▸ **Written request**
Please set out the material from its first line through the line containing "file-detail-card: 苹果短剧大全.apk ( 10.1", both included, as a Markdown table with a Row column and a Material line column, leaving out any blank lines.

▸ **Material**
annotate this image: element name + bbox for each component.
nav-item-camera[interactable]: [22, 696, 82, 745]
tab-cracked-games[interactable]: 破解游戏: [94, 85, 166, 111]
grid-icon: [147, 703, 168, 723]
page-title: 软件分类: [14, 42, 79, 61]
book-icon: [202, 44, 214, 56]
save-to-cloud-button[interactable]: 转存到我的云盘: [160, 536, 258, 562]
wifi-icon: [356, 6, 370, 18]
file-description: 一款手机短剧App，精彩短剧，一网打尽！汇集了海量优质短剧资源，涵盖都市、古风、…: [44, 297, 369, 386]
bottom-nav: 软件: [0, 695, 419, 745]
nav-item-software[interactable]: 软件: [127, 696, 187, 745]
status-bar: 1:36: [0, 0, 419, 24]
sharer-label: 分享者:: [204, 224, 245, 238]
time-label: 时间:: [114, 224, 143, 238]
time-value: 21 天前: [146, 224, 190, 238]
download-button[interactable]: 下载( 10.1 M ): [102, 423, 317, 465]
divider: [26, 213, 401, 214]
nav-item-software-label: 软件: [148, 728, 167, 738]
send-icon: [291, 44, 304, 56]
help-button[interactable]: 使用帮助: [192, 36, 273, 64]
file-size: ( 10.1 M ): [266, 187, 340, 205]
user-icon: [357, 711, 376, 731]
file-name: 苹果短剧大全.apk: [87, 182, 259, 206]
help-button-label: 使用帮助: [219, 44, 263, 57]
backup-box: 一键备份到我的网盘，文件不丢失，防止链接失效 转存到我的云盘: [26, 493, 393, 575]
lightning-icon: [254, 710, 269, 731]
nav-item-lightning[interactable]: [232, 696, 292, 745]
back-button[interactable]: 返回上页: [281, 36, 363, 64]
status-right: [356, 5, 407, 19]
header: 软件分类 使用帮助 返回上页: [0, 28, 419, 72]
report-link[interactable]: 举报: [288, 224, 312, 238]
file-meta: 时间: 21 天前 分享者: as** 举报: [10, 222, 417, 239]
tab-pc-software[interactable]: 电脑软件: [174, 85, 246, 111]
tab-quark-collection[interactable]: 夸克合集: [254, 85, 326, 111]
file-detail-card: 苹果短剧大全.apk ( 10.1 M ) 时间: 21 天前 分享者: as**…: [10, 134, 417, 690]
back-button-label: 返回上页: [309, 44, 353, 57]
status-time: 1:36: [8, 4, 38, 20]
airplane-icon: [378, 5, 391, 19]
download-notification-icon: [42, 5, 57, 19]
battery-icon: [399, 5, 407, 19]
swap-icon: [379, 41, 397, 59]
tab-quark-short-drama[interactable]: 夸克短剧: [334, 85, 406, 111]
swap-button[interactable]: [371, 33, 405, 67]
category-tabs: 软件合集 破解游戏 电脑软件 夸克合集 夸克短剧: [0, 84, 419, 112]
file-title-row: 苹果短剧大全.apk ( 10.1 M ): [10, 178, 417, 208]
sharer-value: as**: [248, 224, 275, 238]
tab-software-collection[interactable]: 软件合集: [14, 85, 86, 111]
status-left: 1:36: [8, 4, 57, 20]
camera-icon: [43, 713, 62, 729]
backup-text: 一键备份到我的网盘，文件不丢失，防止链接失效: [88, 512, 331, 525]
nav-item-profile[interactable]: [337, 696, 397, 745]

▸ **Exercise solution**
| Row | Material line |
|---|---|
| 1 | annotate this image: element name + bbox for each component. |
| 2 | nav-item-camera[interactable]: [22, 696, 82, 745] |
| 3 | tab-cracked-games[interactable]: 破解游戏: [94, 85, 166, 111] |
| 4 | grid-icon: [147, 703, 168, 723] |
| 5 | page-title: 软件分类: [14, 42, 79, 61] |
| 6 | book-icon: [202, 44, 214, 56] |
| 7 | save-to-cloud-button[interactable]: 转存到我的云盘: [160, 536, 258, 562] |
| 8 | wifi-icon: [356, 6, 370, 18] |
| 9 | file-description: 一款手机短剧App，精彩短剧，一网打尽！汇集了海量优质短剧资源，涵盖都市、古风、…: [44, 297, 369, 386] |
| 10 | bottom-nav: 软件: [0, 695, 419, 745] |
| 11 | nav-item-software[interactable]: 软件: [127, 696, 187, 745] |
| 12 | status-bar: 1:36: [0, 0, 419, 24] |
| 13 | sharer-label: 分享者:: [204, 224, 245, 238] |
| 14 | time-label: 时间:: [114, 224, 143, 238] |
| 15 | time-value: 21 天前: [146, 224, 190, 238] |
| 16 | download-button[interactable]: 下载( 10.1 M ): [102, 423, 317, 465] |
| 17 | divider: [26, 213, 401, 214] |
| 18 | nav-item-software-label: 软件: [148, 728, 167, 738] |
| 19 | send-icon: [291, 44, 304, 56] |
| 20 | help-button[interactable]: 使用帮助: [192, 36, 273, 64] |
| 21 | file-size: ( 10.1 M ): [266, 187, 340, 205] |
| 22 | user-icon: [357, 711, 376, 731] |
| 23 | file-name: 苹果短剧大全.apk: [87, 182, 259, 206] |
| 24 | help-button-label: 使用帮助: [219, 44, 263, 57] |
| 25 | backup-box: 一键备份到我的网盘，文件不丢失，防止链接失效 转存到我的云盘: [26, 493, 393, 575] |
| 26 | lightning-icon: [254, 710, 269, 731] |
| 27 | nav-item-lightning[interactable]: [232, 696, 292, 745] |
| 28 | back-button[interactable]: 返回上页: [281, 36, 363, 64] |
| 29 | status-right: [356, 5, 407, 19] |
| 30 | header: 软件分类 使用帮助 返回上页: [0, 28, 419, 72] |
| 31 | report-link[interactable]: 举报: [288, 224, 312, 238] |
| 32 | file-meta: 时间: 21 天前 分享者: as** 举报: [10, 222, 417, 239] |
| 33 | tab-pc-software[interactable]: 电脑软件: [174, 85, 246, 111] |
| 34 | tab-quark-collection[interactable]: 夸克合集: [254, 85, 326, 111] |
| 35 | file-detail-card: 苹果短剧大全.apk ( 10.1 M ) 时间: 21 天前 分享者: as**…: [10, 134, 417, 690] |